> **Document extract**
Watterson drew his first cartoon at age eight and spent much time in his childhood alone drawing and cartooning. This continued through his school years, during which time he discovered comic strips such as Walt Kelly's Pogo, George Herriman's Krazy Kat, and Charles M. Schulz's Peanuts which subsequently inspired and influenced his desire to become a professional cartoonist. On one occasion when he was in fourth grade, he wrote a letter to Schulz, who responded, much to Watterson's surprise. This made a big impression on him at the time. His parents encouraged him in his artistic pursuits. Later, they recalled him as a "conservative child" — imaginative, but "not in a fantasy way", and certainly nothing like the character of Calvin that he later created. Watterson found avenues for his cartooning talents throughout primary and secondary school, creating high school-themed super hero comics with his friends and contributing cartoons and art to the school newspaper and yearbook.

After high school, Watterson attended Kenyon College, where he majored in political science. He had already decided on a career in cartooning but he felt studying political science would help him move into editorial cartooning. He continued to develop his art skills and during his sophomore year he painted Michelangelo's Creation of Adam on the ceiling of his dormitory room. He also contributed cartoons to the college newspaper, some of which included the original "Spaceman Spiff" cartoons. (Note: Many of these early cartoons are archived online.) Watterson graduated from Kenyon in 1980 with a Bachelor of Arts degree.

> **Entries supplied**

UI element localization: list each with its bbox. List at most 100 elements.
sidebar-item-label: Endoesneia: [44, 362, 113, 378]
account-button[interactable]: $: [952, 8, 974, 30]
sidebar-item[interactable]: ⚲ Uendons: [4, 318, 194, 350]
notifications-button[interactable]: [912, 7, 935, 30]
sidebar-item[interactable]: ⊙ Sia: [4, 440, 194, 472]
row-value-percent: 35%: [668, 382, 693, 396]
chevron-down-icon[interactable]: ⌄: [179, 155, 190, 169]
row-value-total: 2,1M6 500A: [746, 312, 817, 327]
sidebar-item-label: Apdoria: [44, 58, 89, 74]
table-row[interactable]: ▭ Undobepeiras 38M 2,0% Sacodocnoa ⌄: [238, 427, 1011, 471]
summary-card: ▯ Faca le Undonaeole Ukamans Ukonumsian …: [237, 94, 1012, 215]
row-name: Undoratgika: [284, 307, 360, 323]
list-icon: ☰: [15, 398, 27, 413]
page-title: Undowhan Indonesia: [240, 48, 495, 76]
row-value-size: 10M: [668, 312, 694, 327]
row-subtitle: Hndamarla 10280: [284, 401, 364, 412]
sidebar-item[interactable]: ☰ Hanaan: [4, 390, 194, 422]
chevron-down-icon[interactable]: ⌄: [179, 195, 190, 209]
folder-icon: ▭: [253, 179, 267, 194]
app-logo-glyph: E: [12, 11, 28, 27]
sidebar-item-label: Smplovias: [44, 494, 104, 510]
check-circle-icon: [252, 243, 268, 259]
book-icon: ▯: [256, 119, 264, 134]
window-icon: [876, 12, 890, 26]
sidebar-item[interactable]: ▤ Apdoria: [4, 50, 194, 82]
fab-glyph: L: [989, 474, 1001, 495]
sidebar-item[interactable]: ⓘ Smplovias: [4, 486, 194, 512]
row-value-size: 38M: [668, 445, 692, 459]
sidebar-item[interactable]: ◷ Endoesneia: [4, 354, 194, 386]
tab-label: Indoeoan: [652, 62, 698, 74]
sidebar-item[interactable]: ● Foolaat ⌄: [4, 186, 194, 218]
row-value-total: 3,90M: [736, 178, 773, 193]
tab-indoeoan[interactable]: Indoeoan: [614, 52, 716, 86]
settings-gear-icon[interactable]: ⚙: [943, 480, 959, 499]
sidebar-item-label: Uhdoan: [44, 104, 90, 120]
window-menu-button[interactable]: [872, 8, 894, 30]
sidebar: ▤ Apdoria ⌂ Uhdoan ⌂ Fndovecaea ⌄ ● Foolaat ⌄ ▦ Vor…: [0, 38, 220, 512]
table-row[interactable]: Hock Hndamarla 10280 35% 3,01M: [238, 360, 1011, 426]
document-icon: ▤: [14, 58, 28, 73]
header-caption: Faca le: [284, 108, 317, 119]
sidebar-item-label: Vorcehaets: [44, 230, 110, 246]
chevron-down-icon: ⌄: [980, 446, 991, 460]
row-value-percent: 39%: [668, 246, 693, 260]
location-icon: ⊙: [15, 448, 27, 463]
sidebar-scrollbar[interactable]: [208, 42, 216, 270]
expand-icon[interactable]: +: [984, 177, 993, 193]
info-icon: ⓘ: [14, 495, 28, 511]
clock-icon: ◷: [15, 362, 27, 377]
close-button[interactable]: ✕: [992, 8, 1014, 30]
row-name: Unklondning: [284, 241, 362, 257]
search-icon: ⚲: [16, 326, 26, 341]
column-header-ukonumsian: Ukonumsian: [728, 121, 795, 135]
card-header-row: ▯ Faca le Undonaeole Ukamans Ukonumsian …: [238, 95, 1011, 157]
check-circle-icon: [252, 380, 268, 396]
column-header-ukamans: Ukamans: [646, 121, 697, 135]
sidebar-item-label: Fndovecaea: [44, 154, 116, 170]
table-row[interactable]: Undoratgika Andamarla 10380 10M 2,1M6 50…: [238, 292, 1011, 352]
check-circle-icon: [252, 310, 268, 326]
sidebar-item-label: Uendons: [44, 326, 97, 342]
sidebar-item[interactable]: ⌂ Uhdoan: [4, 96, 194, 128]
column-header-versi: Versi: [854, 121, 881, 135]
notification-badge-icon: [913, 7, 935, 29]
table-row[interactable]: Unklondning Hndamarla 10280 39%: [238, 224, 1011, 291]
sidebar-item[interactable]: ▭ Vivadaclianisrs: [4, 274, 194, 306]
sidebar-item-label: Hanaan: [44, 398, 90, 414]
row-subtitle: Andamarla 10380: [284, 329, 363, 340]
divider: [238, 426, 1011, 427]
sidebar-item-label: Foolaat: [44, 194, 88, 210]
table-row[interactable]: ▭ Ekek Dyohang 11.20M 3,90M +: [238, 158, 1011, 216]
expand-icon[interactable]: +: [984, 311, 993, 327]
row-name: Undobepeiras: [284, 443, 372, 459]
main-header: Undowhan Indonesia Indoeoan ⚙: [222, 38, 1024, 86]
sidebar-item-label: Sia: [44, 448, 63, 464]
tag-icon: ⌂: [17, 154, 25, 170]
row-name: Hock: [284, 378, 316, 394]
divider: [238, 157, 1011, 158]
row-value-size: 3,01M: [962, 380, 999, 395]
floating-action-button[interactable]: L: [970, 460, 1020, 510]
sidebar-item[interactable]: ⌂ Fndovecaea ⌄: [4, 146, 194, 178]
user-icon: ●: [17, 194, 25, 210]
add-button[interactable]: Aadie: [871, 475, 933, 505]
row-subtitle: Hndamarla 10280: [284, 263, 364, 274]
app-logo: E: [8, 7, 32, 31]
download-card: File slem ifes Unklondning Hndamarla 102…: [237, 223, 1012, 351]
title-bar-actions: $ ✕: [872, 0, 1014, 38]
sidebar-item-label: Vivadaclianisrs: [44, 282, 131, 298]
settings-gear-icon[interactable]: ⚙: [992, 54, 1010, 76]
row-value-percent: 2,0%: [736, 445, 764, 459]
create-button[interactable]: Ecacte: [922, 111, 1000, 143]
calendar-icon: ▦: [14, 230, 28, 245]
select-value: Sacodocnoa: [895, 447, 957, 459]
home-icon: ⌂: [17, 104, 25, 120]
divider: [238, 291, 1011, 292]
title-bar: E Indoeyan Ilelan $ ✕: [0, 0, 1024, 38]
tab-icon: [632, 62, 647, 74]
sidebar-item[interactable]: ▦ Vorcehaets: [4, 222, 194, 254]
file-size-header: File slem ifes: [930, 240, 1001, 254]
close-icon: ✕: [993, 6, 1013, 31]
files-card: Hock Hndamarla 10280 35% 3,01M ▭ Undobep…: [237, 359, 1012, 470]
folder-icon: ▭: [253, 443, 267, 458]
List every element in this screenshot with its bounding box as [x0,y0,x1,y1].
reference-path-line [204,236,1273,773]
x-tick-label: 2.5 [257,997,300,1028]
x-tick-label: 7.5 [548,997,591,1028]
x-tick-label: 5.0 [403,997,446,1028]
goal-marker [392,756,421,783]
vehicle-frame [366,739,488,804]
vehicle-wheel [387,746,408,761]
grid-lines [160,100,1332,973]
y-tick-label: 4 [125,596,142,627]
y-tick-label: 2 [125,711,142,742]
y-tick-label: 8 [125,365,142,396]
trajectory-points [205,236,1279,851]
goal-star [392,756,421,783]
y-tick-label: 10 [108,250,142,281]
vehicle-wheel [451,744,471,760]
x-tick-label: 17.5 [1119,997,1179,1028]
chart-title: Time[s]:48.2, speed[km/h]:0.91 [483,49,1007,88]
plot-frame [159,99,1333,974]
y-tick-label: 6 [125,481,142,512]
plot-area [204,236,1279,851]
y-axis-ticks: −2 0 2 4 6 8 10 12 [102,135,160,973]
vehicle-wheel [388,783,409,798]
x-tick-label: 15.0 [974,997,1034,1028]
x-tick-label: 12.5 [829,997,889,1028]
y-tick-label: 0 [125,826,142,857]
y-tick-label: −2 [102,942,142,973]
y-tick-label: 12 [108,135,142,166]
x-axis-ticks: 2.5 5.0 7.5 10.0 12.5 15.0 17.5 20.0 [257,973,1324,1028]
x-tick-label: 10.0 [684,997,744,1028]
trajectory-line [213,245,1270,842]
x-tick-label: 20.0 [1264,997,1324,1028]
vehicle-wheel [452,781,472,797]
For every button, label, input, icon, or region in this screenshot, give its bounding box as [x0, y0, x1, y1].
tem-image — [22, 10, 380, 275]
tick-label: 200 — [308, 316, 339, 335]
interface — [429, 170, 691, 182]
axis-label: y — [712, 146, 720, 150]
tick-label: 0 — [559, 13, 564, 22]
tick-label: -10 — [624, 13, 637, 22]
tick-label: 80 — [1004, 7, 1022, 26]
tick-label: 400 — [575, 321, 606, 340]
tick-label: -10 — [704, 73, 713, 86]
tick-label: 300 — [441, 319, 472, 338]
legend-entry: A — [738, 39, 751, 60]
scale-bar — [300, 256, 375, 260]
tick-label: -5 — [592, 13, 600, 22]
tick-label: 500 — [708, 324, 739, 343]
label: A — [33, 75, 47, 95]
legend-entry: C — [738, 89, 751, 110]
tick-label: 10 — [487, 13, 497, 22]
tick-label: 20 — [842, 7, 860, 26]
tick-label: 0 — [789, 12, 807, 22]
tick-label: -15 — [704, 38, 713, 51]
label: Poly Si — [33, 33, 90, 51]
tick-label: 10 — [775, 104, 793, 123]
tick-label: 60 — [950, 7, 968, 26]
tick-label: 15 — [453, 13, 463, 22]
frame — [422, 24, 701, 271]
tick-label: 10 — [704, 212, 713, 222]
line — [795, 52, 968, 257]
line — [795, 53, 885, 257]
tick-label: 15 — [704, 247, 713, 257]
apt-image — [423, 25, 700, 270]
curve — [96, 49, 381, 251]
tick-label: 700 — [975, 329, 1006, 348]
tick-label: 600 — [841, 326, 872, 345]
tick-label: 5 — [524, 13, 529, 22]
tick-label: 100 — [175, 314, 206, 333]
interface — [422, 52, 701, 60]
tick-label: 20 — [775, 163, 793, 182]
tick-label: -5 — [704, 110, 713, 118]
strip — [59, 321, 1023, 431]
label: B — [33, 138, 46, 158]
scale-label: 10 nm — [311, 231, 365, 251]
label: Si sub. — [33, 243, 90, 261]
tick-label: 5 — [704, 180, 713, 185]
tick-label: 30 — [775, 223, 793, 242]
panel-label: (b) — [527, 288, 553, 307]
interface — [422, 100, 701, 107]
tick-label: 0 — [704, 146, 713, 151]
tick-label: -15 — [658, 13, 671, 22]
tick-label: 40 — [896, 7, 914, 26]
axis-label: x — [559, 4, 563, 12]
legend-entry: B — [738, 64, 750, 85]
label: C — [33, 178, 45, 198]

> **Exercise prompt**
Reproduce word for word the stretch of the text about Watterson's early years from "After high school, Watterson" through "of Arts degree.". The records stand apart from the text about Watterson's early years.

> **Response**
After high school, Watterson attended Kenyon College, where he majored in political science. He had already decided on a career in cartooning but he felt studying political science would help him move into editorial cartooning. He continued to develop his art skills and during his sophomore year he painted Michelangelo's Creation of Adam on the ceiling of his dormitory room. He also contributed cartoons to the college newspaper, some of which included the original "Spaceman Spiff" cartoons. (Note: Many of these early cartoons are archived online.) Watterson graduated from Kenyon in 1980 with a Bachelor of Arts degree.